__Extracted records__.
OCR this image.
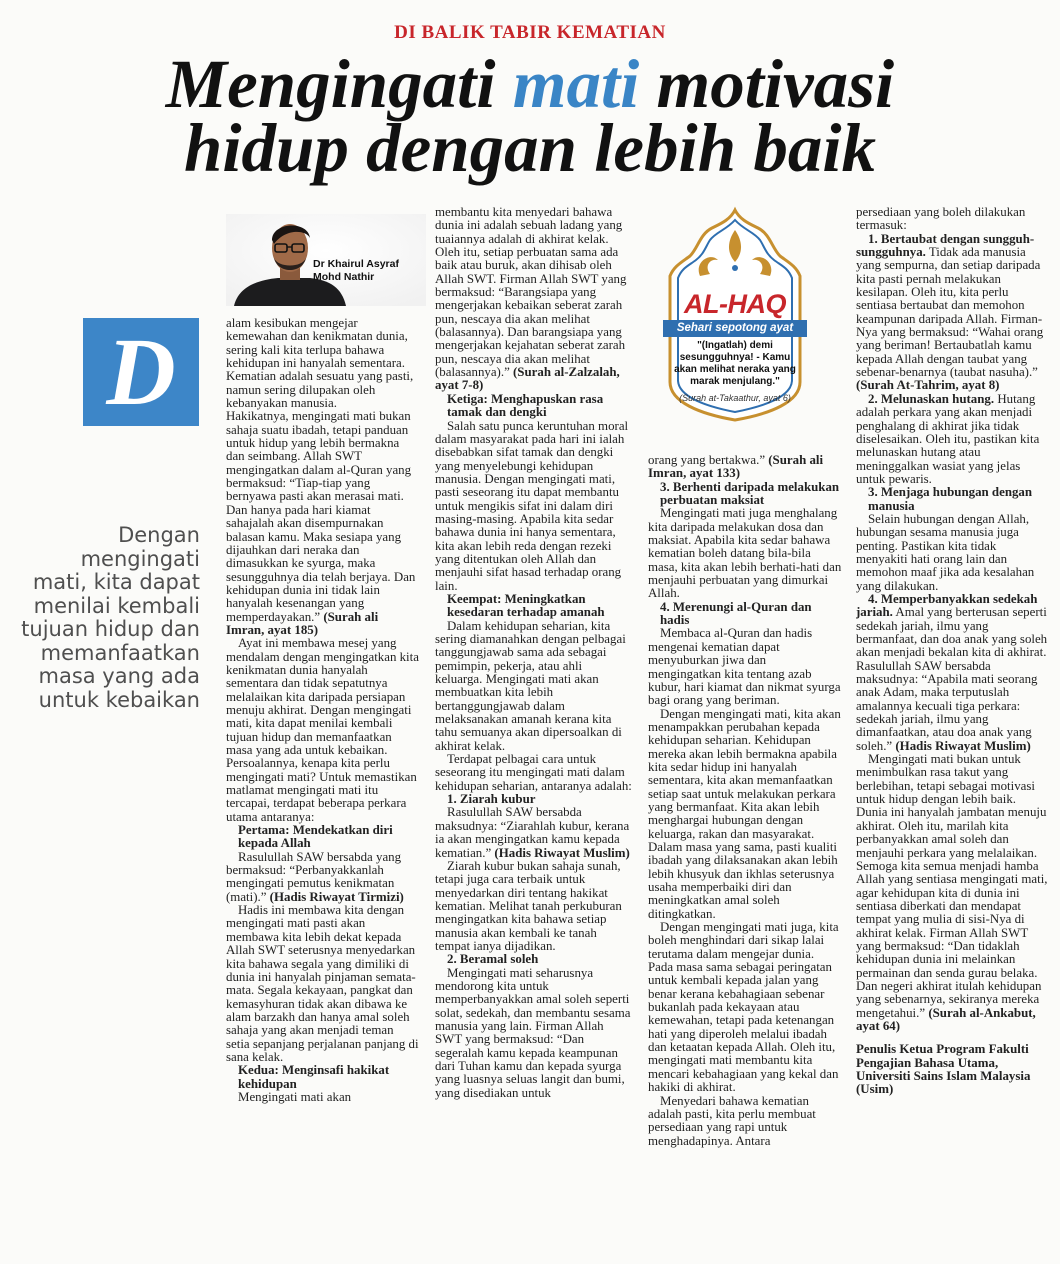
DI BALIK TABIR KEMATIAN
Mengingati mati motivasi
hidup dengan lebih baik
Dr Khairul Asyraf
Mohd Nathir
D
Dengan mengingati mati, kita dapat menilai kembali tujuan hidup dan memanfaatkan masa yang ada untuk kebaikan

alam kesibukan mengejar kemewahan dan kenikmatan dunia, sering kali kita terlupa bahawa kehidupan ini hanyalah sementara. Kematian adalah sesuatu yang pasti, namun sering dilupakan oleh kebanyakan manusia.

Hakikatnya, mengingati mati bukan sahaja suatu ibadah, tetapi panduan untuk hidup yang lebih bermakna dan seimbang. Allah SWT mengingatkan dalam al-Quran yang bermaksud: “Tiap-tiap yang bernyawa pasti akan merasai mati. Dan hanya pada hari kiamat sahajalah akan disempurnakan balasan kamu. Maka sesiapa yang dijauhkan dari neraka dan dimasukkan ke syurga, maka sesungguhnya dia telah berjaya. Dan kehidupan dunia ini tidak lain hanyalah kesenangan yang memperdayakan.” (Surah ali Imran, ayat 185)

Ayat ini membawa mesej yang mendalam dengan mengingatkan kita kenikmatan dunia hanyalah sementara dan tidak sepatutnya melalaikan kita daripada persiapan menuju akhirat. Dengan mengingati mati, kita dapat menilai kembali tujuan hidup dan memanfaatkan masa yang ada untuk kebaikan.

Persoalannya, kenapa kita perlu mengingati mati? Untuk memastikan matlamat mengingati mati itu tercapai, terdapat beberapa perkara utama antaranya:

Pertama: Mendekatkan diri kepada Allah

Rasulullah SAW bersabda yang bermaksud: “Perbanyakkanlah mengingati pemutus kenikmatan (mati).” (Hadis Riwayat Tirmizi)

Hadis ini membawa kita dengan mengingati mati pasti akan membawa kita lebih dekat kepada Allah SWT seterusnya menyedarkan kita bahawa segala yang dimiliki di dunia ini hanyalah pinjaman semata-mata. Segala kekayaan, pangkat dan kemasyhuran tidak akan dibawa ke alam barzakh dan hanya amal soleh sahaja yang akan menjadi teman setia sepanjang perjalanan panjang di sana kelak.

Kedua: Menginsafi hakikat kehidupan

Mengingati mati akan

membantu kita menyedari bahawa dunia ini adalah sebuah ladang yang tuaiannya adalah di akhirat kelak. Oleh itu, setiap perbuatan sama ada baik atau buruk, akan dihisab oleh Allah SWT. Firman Allah SWT yang bermaksud: “Barangsiapa yang mengerjakan kebaikan seberat zarah pun, nescaya dia akan melihat (balasannya). Dan barangsiapa yang mengerjakan kejahatan seberat zarah pun, nescaya dia akan melihat (balasannya).” (Surah al-Zalzalah, ayat 7-8)

Ketiga: Menghapuskan rasa tamak dan dengki

Salah satu punca keruntuhan moral dalam masyarakat pada hari ini ialah disebabkan sifat tamak dan dengki yang menyelebungi kehidupan manusia. Dengan mengingati mati, pasti seseorang itu dapat membantu untuk mengikis sifat ini dalam diri masing-masing. Apabila kita sedar bahawa dunia ini hanya sementara, kita akan lebih reda dengan rezeki yang ditentukan oleh Allah dan menjauhi sifat hasad terhadap orang lain.

Keempat: Meningkatkan kesedaran terhadap amanah

Dalam kehidupan seharian, kita sering diamanahkan dengan pelbagai tanggungjawab sama ada sebagai pemimpin, pekerja, atau ahli keluarga. Mengingati mati akan membuatkan kita lebih bertanggungjawab dalam melaksanakan amanah kerana kita tahu semuanya akan dipersoalkan di akhirat kelak.

Terdapat pelbagai cara untuk seseorang itu mengingati mati dalam kehidupan seharian, antaranya adalah:

1. Ziarah kubur

Rasulullah SAW bersabda maksudnya: “Ziarahlah kubur, kerana ia akan mengingatkan kamu kepada kematian.” (Hadis Riwayat Muslim)

Ziarah kubur bukan sahaja sunah, tetapi juga cara terbaik untuk menyedarkan diri tentang hakikat kematian. Melihat tanah perkuburan mengingatkan kita bahawa setiap manusia akan kembali ke tanah tempat ianya dijadikan.

2. Beramal soleh

Mengingati mati seharusnya mendorong kita untuk memperbanyakkan amal soleh seperti solat, sedekah, dan membantu sesama manusia yang lain. Firman Allah SWT yang bermaksud: “Dan segeralah kamu kepada keampunan dari Tuhan kamu dan kepada syurga yang luasnya seluas langit dan bumi, yang disediakan untuk

AL-HAQ
Sehari sepotong ayat
"(Ingatlah) demi sesungguhnya! - Kamu akan melihat neraka yang marak menjulang."
(Surah at-Takaathur, ayat 6)

orang yang bertakwa.” (Surah ali Imran, ayat 133)

3. Berhenti daripada melakukan perbuatan maksiat

Mengingati mati juga menghalang kita daripada melakukan dosa dan maksiat. Apabila kita sedar bahawa kematian boleh datang bila-bila masa, kita akan lebih berhati-hati dan menjauhi perbuatan yang dimurkai Allah.

4. Merenungi al-Quran dan hadis

Membaca al-Quran dan hadis mengenai kematian dapat menyuburkan jiwa dan mengingatkan kita tentang azab kubur, hari kiamat dan nikmat syurga bagi orang yang beriman.

Dengan mengingati mati, kita akan menampakkan perubahan kepada kehidupan seharian. Kehidupan mereka akan lebih bermakna apabila kita sedar hidup ini hanyalah sementara, kita akan memanfaatkan setiap saat untuk melakukan perkara yang bermanfaat. Kita akan lebih menghargai hubungan dengan keluarga, rakan dan masyarakat. Dalam masa yang sama, pasti kualiti ibadah yang dilaksanakan akan lebih lebih khusyuk dan ikhlas seterusnya usaha memperbaiki diri dan meningkatkan amal soleh ditingkatkan.

Dengan mengingati mati juga, kita boleh menghindari dari sikap lalai terutama dalam mengejar dunia. Pada masa sama sebagai peringatan untuk kembali kepada jalan yang benar kerana kebahagiaan sebenar bukanlah pada kekayaan atau kemewahan, tetapi pada ketenangan hati yang diperoleh melalui ibadah dan ketaatan kepada Allah. Oleh itu, mengingati mati membantu kita mencari kebahagiaan yang kekal dan hakiki di akhirat.

Menyedari bahawa kematian adalah pasti, kita perlu membuat persediaan yang rapi untuk menghadapinya. Antara

persediaan yang boleh dilakukan termasuk:

1. Bertaubat dengan sungguh-sungguhnya. Tidak ada manusia yang sempurna, dan setiap daripada kita pasti pernah melakukan kesilapan. Oleh itu, kita perlu sentiasa bertaubat dan memohon keampunan daripada Allah. Firman-Nya yang bermaksud: “Wahai orang yang beriman! Bertaubatlah kamu kepada Allah dengan taubat yang sebenar-benarnya (taubat nasuha).” (Surah At-Tahrim, ayat 8)

2. Melunaskan hutang. Hutang adalah perkara yang akan menjadi penghalang di akhirat jika tidak diselesaikan. Oleh itu, pastikan kita melunaskan hutang atau meninggalkan wasiat yang jelas untuk pewaris.

3. Menjaga hubungan dengan manusia

Selain hubungan dengan Allah, hubungan sesama manusia juga penting. Pastikan kita tidak menyakiti hati orang lain dan memohon maaf jika ada kesalahan yang dilakukan.

4. Memperbanyakkan sedekah jariah. Amal yang berterusan seperti sedekah jariah, ilmu yang bermanfaat, dan doa anak yang soleh akan menjadi bekalan kita di akhirat. Rasulullah SAW bersabda maksudnya: “Apabila mati seorang anak Adam, maka terputuslah amalannya kecuali tiga perkara: sedekah jariah, ilmu yang dimanfaatkan, atau doa anak yang soleh.” (Hadis Riwayat Muslim)

Mengingati mati bukan untuk menimbulkan rasa takut yang berlebihan, tetapi sebagai motivasi untuk hidup dengan lebih baik. Dunia ini hanyalah jambatan menuju akhirat. Oleh itu, marilah kita perbanyakkan amal soleh dan menjauhi perkara yang melalaikan. Semoga kita semua menjadi hamba Allah yang sentiasa mengingati mati, agar kehidupan kita di dunia ini sentiasa diberkati dan mendapat tempat yang mulia di sisi-Nya di akhirat kelak. Firman Allah SWT yang bermaksud: “Dan tidaklah kehidupan dunia ini melainkan permainan dan senda gurau belaka. Dan negeri akhirat itulah kehidupan yang sebenarnya, sekiranya mereka mengetahui.” (Surah al-Ankabut, ayat 64)

Penulis Ketua Program Fakulti Pengajian Bahasa Utama, Universiti Sains Islam Malaysia (Usim)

__TASK DIRECTIONS__. Look through the listing and extract every line with "kiamat" in it.

__CORRECT RESULT__.
Hakikatnya, mengingati mati bukan sahaja suatu ibadah, tetapi panduan untuk hidup yang lebih bermakna dan seimbang. Allah SWT mengingatkan dalam al-Quran yang bermaksud: “Tiap-tiap yang bernyawa pasti akan merasai mati. Dan hanya pada hari kiamat sahajalah akan disempurnakan balasan kamu. Maka sesiapa yang dijauhkan dari neraka dan dimasukkan ke syurga, maka sesungguhnya dia telah berjaya. Dan kehidupan dunia ini tidak lain hanyalah kesenangan yang memperdayakan.” (Surah ali Imran, ayat 185)
Membaca al-Quran dan hadis mengenai kematian dapat menyuburkan jiwa dan mengingatkan kita tentang azab kubur, hari kiamat dan nikmat syurga bagi orang yang beriman.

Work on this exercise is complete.